• Given instruction: Write out each line from the data below that includes the word "State".

• Figure collection entries:
══════════
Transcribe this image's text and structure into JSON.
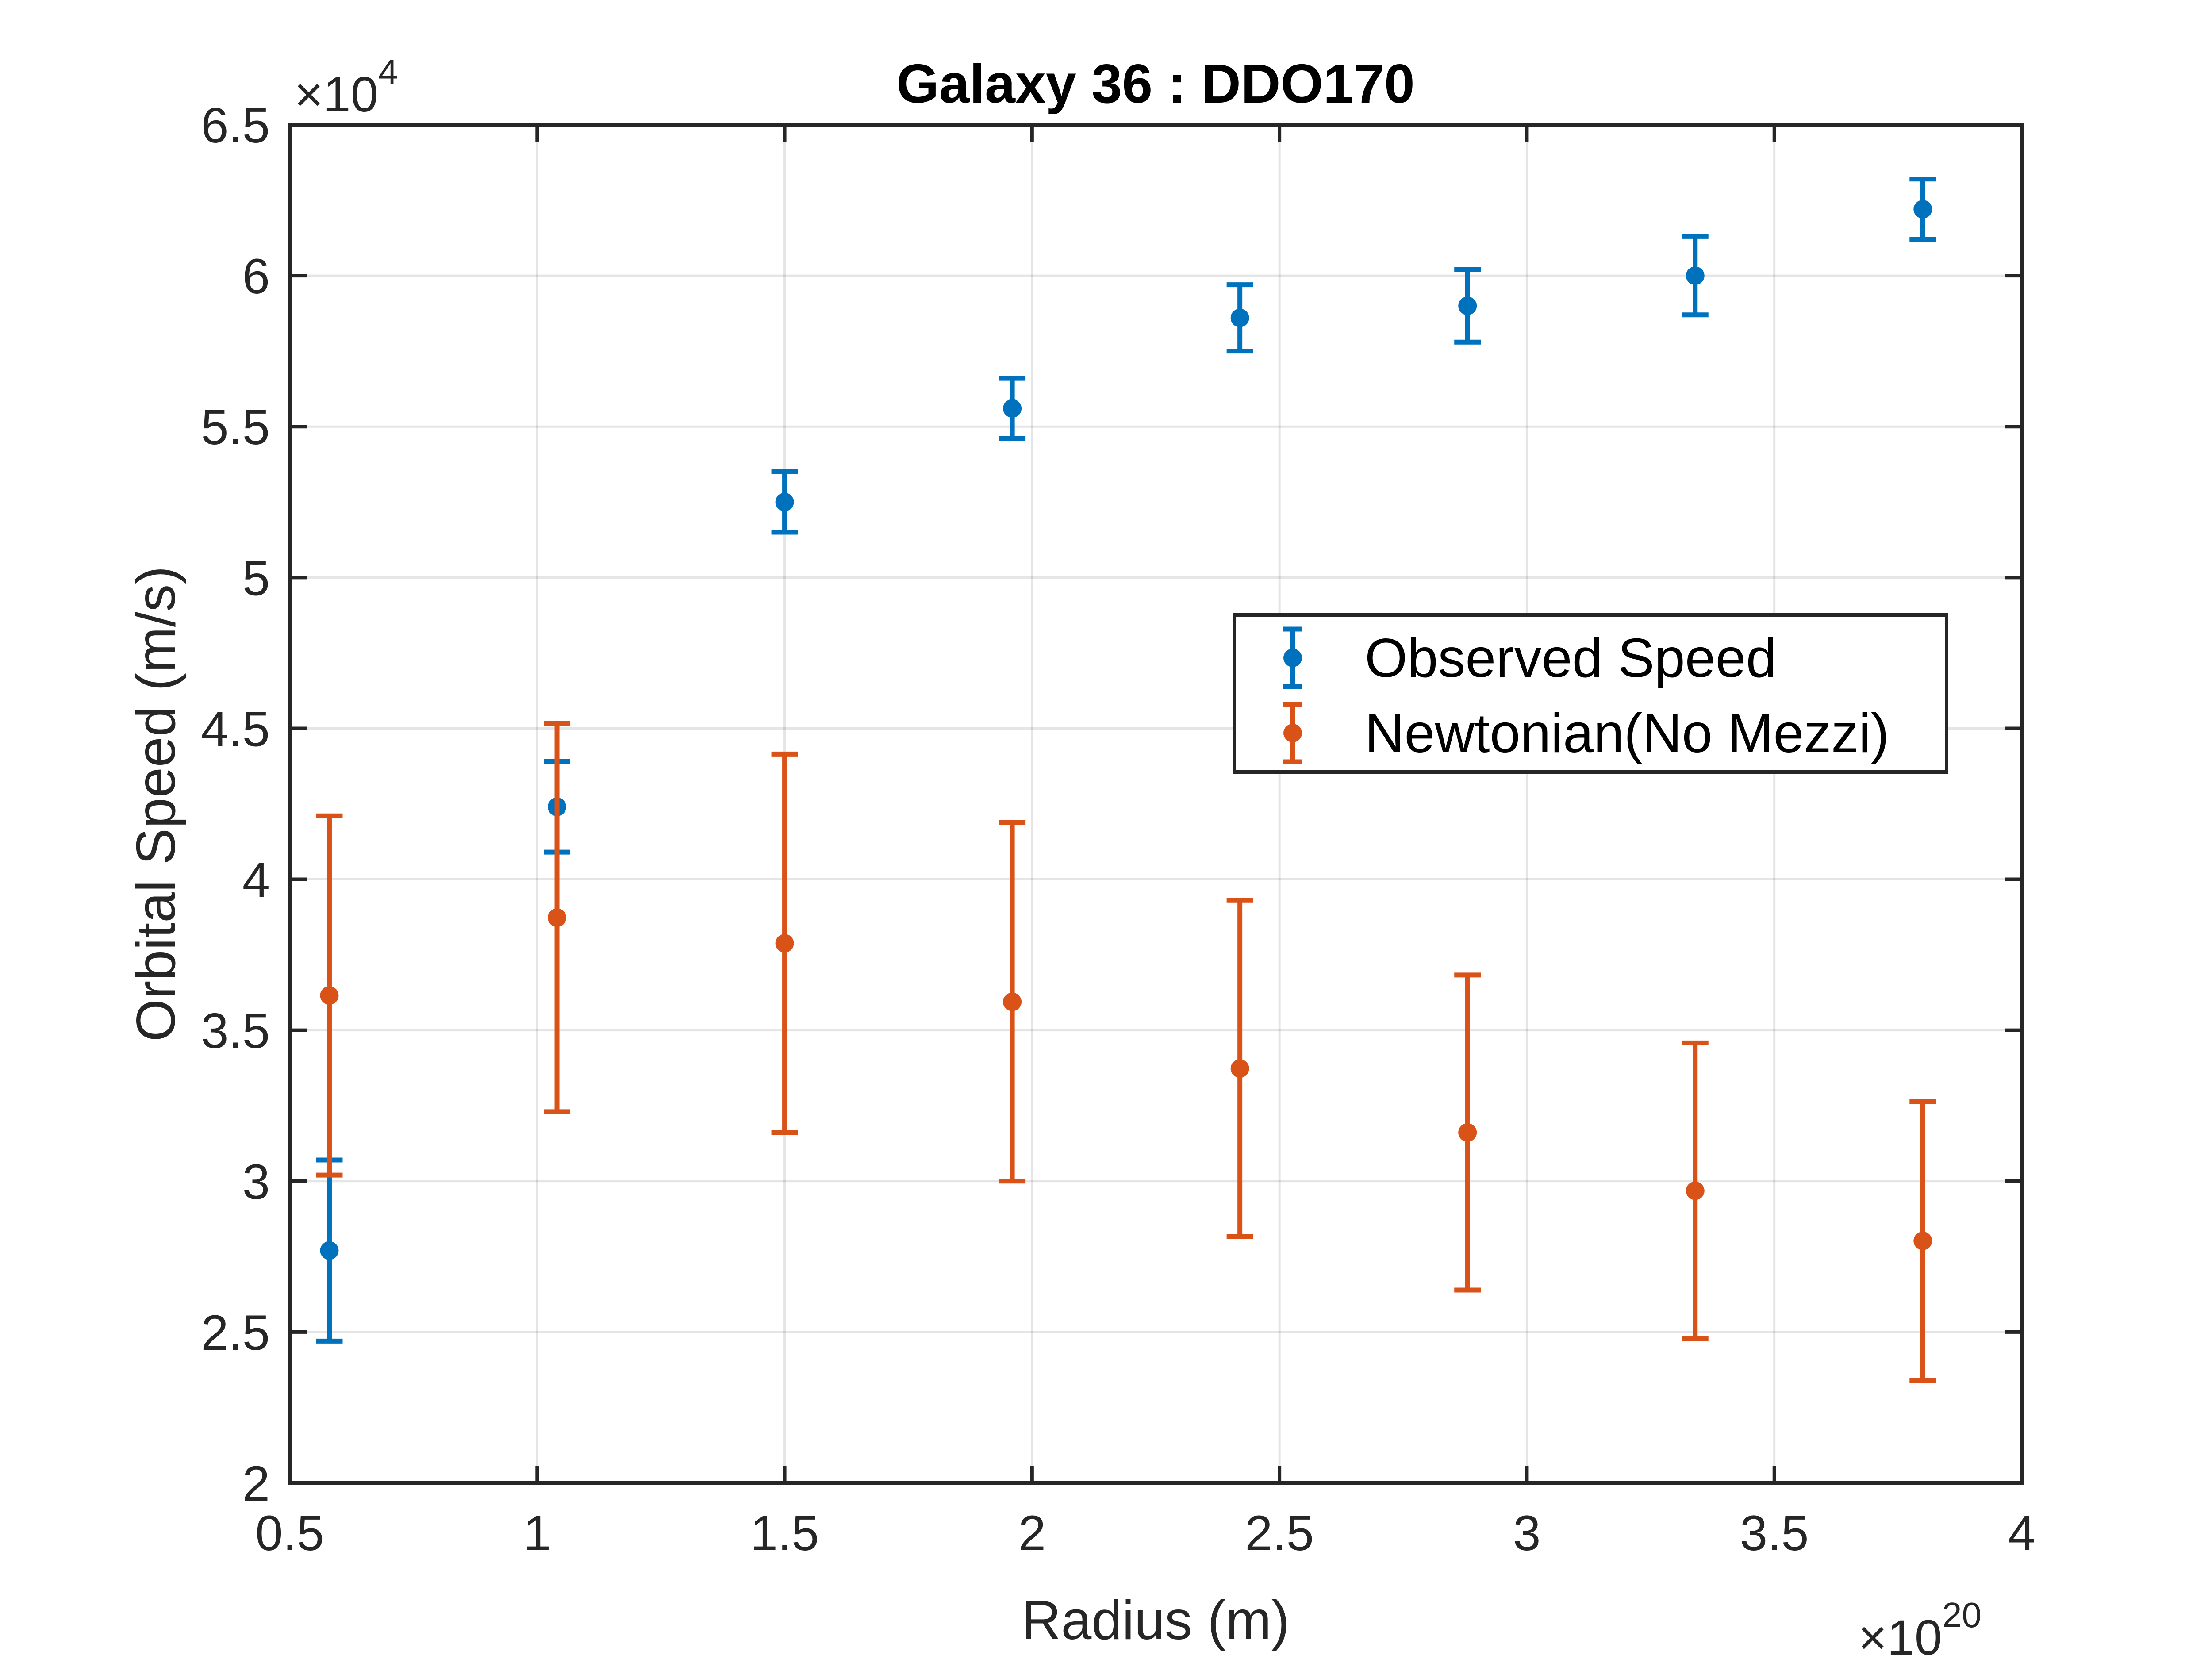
{
  "chart_data": {
    "type": "scatter",
    "title": "Galaxy 36 : DDO170",
    "xlabel": "Radius (m)",
    "ylabel": "Orbital Speed (m/s)",
    "x_multiplier": {
      "base": "×10",
      "exponent": "20"
    },
    "y_multiplier": {
      "base": "×10",
      "exponent": "4"
    },
    "xlim": [
      0.5,
      4
    ],
    "ylim": [
      2,
      6.5
    ],
    "xticks": [
      0.5,
      1,
      1.5,
      2,
      2.5,
      3,
      3.5,
      4
    ],
    "xtick_labels": [
      "0.5",
      "1",
      "1.5",
      "2",
      "2.5",
      "3",
      "3.5",
      "4"
    ],
    "yticks": [
      2,
      2.5,
      3,
      3.5,
      4,
      4.5,
      5,
      5.5,
      6,
      6.5
    ],
    "ytick_labels": [
      "2",
      "2.5",
      "3",
      "3.5",
      "4",
      "4.5",
      "5",
      "5.5",
      "6",
      "6.5"
    ],
    "grid": true,
    "legend_position": "right-center",
    "series": [
      {
        "name": "Observed Speed",
        "color": "#0072BD",
        "x": [
          0.58,
          1.04,
          1.5,
          1.96,
          2.42,
          2.88,
          3.34,
          3.8
        ],
        "y": [
          2.77,
          4.24,
          5.25,
          5.56,
          5.86,
          5.9,
          6.0,
          6.22
        ],
        "err": [
          0.3,
          0.15,
          0.1,
          0.1,
          0.11,
          0.12,
          0.13,
          0.1
        ]
      },
      {
        "name": "Newtonian(No Mezzi)",
        "color": "#D95319",
        "x": [
          0.58,
          1.04,
          1.5,
          1.96,
          2.42,
          2.88,
          3.34,
          3.8
        ],
        "y": [
          3.615,
          3.873,
          3.788,
          3.594,
          3.373,
          3.161,
          2.968,
          2.802
        ],
        "err": [
          0.595,
          0.643,
          0.627,
          0.594,
          0.557,
          0.522,
          0.49,
          0.462
        ]
      }
    ]
  }
}
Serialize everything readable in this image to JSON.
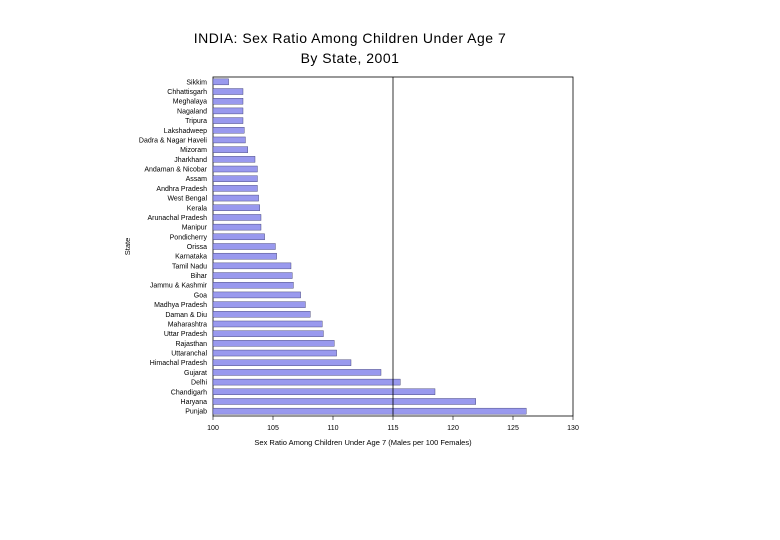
{
  "chart_data": {
    "type": "bar",
    "orientation": "horizontal",
    "title": "INDIA: Sex Ratio Among Children Under Age 7",
    "subtitle": "By State, 2001",
    "xlabel": "Sex Ratio Among Children Under Age 7 (Males per 100 Females)",
    "ylabel": "State",
    "xlim": [
      100,
      130
    ],
    "xticks": [
      100,
      105,
      110,
      115,
      120,
      125,
      130
    ],
    "reference_line": 115,
    "bar_color": "#9999ee",
    "bar_edge_color": "#333366",
    "categories": [
      "Sikkim",
      "Chhattisgarh",
      "Meghalaya",
      "Nagaland",
      "Tripura",
      "Lakshadweep",
      "Dadra & Nagar Haveli",
      "Mizoram",
      "Jharkhand",
      "Andaman & Nicobar",
      "Assam",
      "Andhra Pradesh",
      "West Bengal",
      "Kerala",
      "Arunachal Pradesh",
      "Manipur",
      "Pondicherry",
      "Orissa",
      "Karnataka",
      "Tamil Nadu",
      "Bihar",
      "Jammu & Kashmir",
      "Goa",
      "Madhya Pradesh",
      "Daman & Diu",
      "Maharashtra",
      "Uttar Pradesh",
      "Rajasthan",
      "Uttaranchal",
      "Himachal Pradesh",
      "Gujarat",
      "Delhi",
      "Chandigarh",
      "Haryana",
      "Punjab"
    ],
    "values": [
      101.3,
      102.5,
      102.5,
      102.5,
      102.5,
      102.6,
      102.7,
      102.9,
      103.5,
      103.7,
      103.7,
      103.7,
      103.8,
      103.9,
      104.0,
      104.0,
      104.3,
      105.2,
      105.3,
      106.5,
      106.6,
      106.7,
      107.3,
      107.7,
      108.1,
      109.1,
      109.2,
      110.1,
      110.3,
      111.5,
      114.0,
      115.6,
      118.5,
      121.9,
      126.1
    ]
  }
}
══════════
• Answer to this problem:
    "subtitle": "By State, 2001",
    "ylabel": "State",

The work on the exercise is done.